[Entries from a dataset]
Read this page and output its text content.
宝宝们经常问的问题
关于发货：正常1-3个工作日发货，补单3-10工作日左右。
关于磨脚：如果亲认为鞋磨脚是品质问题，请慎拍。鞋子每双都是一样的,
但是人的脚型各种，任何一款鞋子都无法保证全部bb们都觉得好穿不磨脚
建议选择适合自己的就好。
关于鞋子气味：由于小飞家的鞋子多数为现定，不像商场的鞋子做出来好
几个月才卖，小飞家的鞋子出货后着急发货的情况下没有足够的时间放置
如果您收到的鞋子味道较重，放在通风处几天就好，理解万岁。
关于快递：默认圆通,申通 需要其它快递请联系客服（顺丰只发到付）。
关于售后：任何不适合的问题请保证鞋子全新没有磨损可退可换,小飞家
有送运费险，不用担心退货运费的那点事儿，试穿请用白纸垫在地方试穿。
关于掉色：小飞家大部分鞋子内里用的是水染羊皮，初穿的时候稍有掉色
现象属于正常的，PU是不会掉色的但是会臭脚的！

| SHORT TASK |
Return every line exactly.

| COMPLETE RESPONSE |
Read this page and output its text content.
宝宝们经常问的问题
关于发货：正常1-3个工作日发货，补单3-10工作日左右。
关于磨脚：如果亲认为鞋磨脚是品质问题，请慎拍。鞋子每双都是一样的,
但是人的脚型各种，任何一款鞋子都无法保证全部bb们都觉得好穿不磨脚
建议选择适合自己的就好。
关于鞋子气味：由于小飞家的鞋子多数为现定，不像商场的鞋子做出来好
几个月才卖，小飞家的鞋子出货后着急发货的情况下没有足够的时间放置
如果您收到的鞋子味道较重，放在通风处几天就好，理解万岁。
关于快递：默认圆通,申通 需要其它快递请联系客服（顺丰只发到付）。
关于售后：任何不适合的问题请保证鞋子全新没有磨损可退可换,小飞家
有送运费险，不用担心退货运费的那点事儿，试穿请用白纸垫在地方试穿。
关于掉色：小飞家大部分鞋子内里用的是水染羊皮，初穿的时候稍有掉色
现象属于正常的，PU是不会掉色的但是会臭脚的！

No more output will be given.